* Begin Given records *
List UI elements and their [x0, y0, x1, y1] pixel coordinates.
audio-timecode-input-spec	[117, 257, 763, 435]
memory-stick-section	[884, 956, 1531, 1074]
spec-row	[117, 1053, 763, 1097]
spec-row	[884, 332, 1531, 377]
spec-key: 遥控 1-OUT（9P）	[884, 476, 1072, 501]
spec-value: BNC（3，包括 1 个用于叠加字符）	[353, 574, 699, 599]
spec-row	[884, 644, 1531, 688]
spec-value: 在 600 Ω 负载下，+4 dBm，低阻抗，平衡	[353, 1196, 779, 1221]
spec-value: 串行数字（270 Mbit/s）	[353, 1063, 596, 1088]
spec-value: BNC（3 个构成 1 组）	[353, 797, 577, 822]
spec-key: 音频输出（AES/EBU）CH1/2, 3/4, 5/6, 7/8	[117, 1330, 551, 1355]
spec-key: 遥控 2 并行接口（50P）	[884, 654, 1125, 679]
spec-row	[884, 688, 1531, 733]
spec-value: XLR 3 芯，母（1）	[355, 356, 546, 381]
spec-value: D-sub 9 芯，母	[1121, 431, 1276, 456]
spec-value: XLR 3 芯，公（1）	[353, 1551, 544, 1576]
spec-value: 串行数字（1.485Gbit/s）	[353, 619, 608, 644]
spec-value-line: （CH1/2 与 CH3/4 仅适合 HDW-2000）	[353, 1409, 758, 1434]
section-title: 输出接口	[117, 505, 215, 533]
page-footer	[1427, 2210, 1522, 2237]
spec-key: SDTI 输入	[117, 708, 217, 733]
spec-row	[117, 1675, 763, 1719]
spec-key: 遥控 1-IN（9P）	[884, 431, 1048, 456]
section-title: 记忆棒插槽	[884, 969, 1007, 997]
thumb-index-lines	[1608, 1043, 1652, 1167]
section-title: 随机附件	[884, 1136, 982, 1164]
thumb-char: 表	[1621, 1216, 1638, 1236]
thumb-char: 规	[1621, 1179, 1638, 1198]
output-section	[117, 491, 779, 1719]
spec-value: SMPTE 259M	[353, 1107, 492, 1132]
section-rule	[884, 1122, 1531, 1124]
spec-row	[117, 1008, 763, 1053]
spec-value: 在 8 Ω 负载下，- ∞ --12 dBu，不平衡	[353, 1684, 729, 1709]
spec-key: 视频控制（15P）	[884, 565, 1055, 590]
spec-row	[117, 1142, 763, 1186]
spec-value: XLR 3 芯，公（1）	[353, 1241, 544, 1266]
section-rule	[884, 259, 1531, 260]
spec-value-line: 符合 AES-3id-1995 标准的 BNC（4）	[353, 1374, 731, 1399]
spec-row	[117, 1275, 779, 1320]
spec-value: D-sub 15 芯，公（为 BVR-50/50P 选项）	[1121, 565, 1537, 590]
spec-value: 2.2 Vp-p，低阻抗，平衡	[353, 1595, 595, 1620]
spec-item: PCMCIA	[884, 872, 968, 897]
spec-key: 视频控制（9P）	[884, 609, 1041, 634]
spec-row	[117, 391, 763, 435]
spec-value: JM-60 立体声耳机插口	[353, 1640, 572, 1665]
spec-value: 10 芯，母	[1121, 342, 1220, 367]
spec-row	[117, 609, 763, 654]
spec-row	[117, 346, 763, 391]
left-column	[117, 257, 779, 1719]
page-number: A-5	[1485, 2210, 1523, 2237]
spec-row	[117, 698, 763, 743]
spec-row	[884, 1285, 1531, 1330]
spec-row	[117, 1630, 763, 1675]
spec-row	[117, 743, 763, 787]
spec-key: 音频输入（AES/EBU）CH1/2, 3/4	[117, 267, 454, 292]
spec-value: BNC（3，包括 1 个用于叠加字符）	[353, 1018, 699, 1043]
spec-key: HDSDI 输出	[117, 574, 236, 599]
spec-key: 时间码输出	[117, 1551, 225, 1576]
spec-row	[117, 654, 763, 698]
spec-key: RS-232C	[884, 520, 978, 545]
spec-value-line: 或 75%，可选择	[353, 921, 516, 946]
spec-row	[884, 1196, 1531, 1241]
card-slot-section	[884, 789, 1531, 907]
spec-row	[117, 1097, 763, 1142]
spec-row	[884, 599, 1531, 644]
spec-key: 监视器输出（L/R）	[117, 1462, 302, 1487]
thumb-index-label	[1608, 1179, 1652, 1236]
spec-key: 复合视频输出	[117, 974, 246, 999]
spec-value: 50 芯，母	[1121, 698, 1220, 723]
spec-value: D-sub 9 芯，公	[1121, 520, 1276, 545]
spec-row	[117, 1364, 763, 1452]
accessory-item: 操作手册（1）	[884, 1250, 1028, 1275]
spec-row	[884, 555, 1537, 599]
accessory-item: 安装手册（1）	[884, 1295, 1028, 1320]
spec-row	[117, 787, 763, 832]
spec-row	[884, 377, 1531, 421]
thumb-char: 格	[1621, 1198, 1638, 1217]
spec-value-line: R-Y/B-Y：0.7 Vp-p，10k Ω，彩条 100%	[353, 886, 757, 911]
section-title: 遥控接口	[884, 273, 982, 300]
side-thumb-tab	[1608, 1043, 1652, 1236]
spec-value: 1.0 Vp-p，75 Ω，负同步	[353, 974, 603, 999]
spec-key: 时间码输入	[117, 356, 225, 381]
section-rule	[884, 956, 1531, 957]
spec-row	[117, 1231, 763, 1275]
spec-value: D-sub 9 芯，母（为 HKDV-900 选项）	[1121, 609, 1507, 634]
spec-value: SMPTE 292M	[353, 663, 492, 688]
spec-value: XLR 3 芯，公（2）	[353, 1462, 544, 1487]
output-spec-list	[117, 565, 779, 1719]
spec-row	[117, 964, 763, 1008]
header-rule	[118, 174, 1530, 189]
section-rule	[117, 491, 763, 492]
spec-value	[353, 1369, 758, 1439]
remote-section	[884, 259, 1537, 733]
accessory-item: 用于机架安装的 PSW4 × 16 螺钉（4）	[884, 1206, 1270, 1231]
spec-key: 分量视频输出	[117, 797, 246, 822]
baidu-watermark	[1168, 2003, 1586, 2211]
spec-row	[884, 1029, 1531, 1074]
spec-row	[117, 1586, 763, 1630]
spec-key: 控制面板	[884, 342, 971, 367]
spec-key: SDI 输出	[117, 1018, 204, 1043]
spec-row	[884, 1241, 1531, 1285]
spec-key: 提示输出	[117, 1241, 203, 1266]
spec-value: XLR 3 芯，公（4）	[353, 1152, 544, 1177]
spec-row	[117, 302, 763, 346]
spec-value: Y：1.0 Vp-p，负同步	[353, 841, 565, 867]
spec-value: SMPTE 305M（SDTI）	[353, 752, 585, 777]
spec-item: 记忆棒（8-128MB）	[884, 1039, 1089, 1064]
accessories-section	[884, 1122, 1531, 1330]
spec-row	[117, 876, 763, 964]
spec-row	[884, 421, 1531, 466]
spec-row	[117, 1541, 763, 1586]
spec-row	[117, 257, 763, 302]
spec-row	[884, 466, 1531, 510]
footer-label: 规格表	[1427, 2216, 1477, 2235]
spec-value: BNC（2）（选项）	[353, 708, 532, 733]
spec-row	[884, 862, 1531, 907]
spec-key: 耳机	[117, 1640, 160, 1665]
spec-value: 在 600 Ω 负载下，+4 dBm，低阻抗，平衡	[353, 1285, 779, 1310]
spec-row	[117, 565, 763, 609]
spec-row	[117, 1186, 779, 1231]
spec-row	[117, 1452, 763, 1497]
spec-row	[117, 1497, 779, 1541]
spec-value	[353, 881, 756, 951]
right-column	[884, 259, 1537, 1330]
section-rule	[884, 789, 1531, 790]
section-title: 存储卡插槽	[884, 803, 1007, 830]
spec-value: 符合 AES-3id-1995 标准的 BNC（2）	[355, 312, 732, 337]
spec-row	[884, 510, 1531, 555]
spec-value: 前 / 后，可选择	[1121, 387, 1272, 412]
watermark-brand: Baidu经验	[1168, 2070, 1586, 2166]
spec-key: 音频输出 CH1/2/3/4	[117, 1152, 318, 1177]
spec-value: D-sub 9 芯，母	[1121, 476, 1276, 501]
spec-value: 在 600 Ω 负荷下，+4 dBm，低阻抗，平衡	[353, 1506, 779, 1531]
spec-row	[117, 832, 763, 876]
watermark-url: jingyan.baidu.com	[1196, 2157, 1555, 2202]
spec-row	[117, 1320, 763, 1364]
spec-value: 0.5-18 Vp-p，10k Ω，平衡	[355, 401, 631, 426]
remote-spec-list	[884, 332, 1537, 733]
* End Given records *
Extract the entries verbatim, beginning with the first line and stopping after the line that contains "609, 1041, 634]".

List UI elements and their [x0, y0, x1, y1] pixel coordinates.
audio-timecode-input-spec	[117, 257, 763, 435]
memory-stick-section	[884, 956, 1531, 1074]
spec-row	[117, 1053, 763, 1097]
spec-row	[884, 332, 1531, 377]
spec-key: 遥控 1-OUT（9P）	[884, 476, 1072, 501]
spec-value: BNC（3，包括 1 个用于叠加字符）	[353, 574, 699, 599]
spec-row	[884, 644, 1531, 688]
spec-value: 在 600 Ω 负载下，+4 dBm，低阻抗，平衡	[353, 1196, 779, 1221]
spec-value: 串行数字（270 Mbit/s）	[353, 1063, 596, 1088]
spec-value: BNC（3 个构成 1 组）	[353, 797, 577, 822]
spec-key: 音频输出（AES/EBU）CH1/2, 3/4, 5/6, 7/8	[117, 1330, 551, 1355]
spec-key: 遥控 2 并行接口（50P）	[884, 654, 1125, 679]
spec-row	[884, 688, 1531, 733]
spec-value: XLR 3 芯，母（1）	[355, 356, 546, 381]
spec-value: D-sub 9 芯，母	[1121, 431, 1276, 456]
spec-value: XLR 3 芯，公（1）	[353, 1551, 544, 1576]
spec-value: 串行数字（1.485Gbit/s）	[353, 619, 608, 644]
spec-value-line: （CH1/2 与 CH3/4 仅适合 HDW-2000）	[353, 1409, 758, 1434]
section-title: 输出接口	[117, 505, 215, 533]
page-footer	[1427, 2210, 1522, 2237]
spec-key: SDTI 输入	[117, 708, 217, 733]
spec-row	[117, 1675, 763, 1719]
spec-key: 遥控 1-IN（9P）	[884, 431, 1048, 456]
section-title: 记忆棒插槽	[884, 969, 1007, 997]
thumb-index-lines	[1608, 1043, 1652, 1167]
section-title: 随机附件	[884, 1136, 982, 1164]
thumb-char: 表	[1621, 1216, 1638, 1236]
thumb-char: 规	[1621, 1179, 1638, 1198]
output-section	[117, 491, 779, 1719]
spec-value: SMPTE 259M	[353, 1107, 492, 1132]
section-rule	[884, 1122, 1531, 1124]
spec-row	[117, 1008, 763, 1053]
spec-value: 在 8 Ω 负载下，- ∞ --12 dBu，不平衡	[353, 1684, 729, 1709]
spec-key: 视频控制（15P）	[884, 565, 1055, 590]
spec-row	[117, 1142, 763, 1186]
spec-value: XLR 3 芯，公（1）	[353, 1241, 544, 1266]
section-rule	[884, 259, 1531, 260]
spec-value-line: 符合 AES-3id-1995 标准的 BNC（4）	[353, 1374, 731, 1399]
spec-row	[117, 1275, 779, 1320]
spec-value: D-sub 15 芯，公（为 BVR-50/50P 选项）	[1121, 565, 1537, 590]
spec-value: 2.2 Vp-p，低阻抗，平衡	[353, 1595, 595, 1620]
spec-item: PCMCIA	[884, 872, 968, 897]
spec-key: 视频控制（9P）	[884, 609, 1041, 634]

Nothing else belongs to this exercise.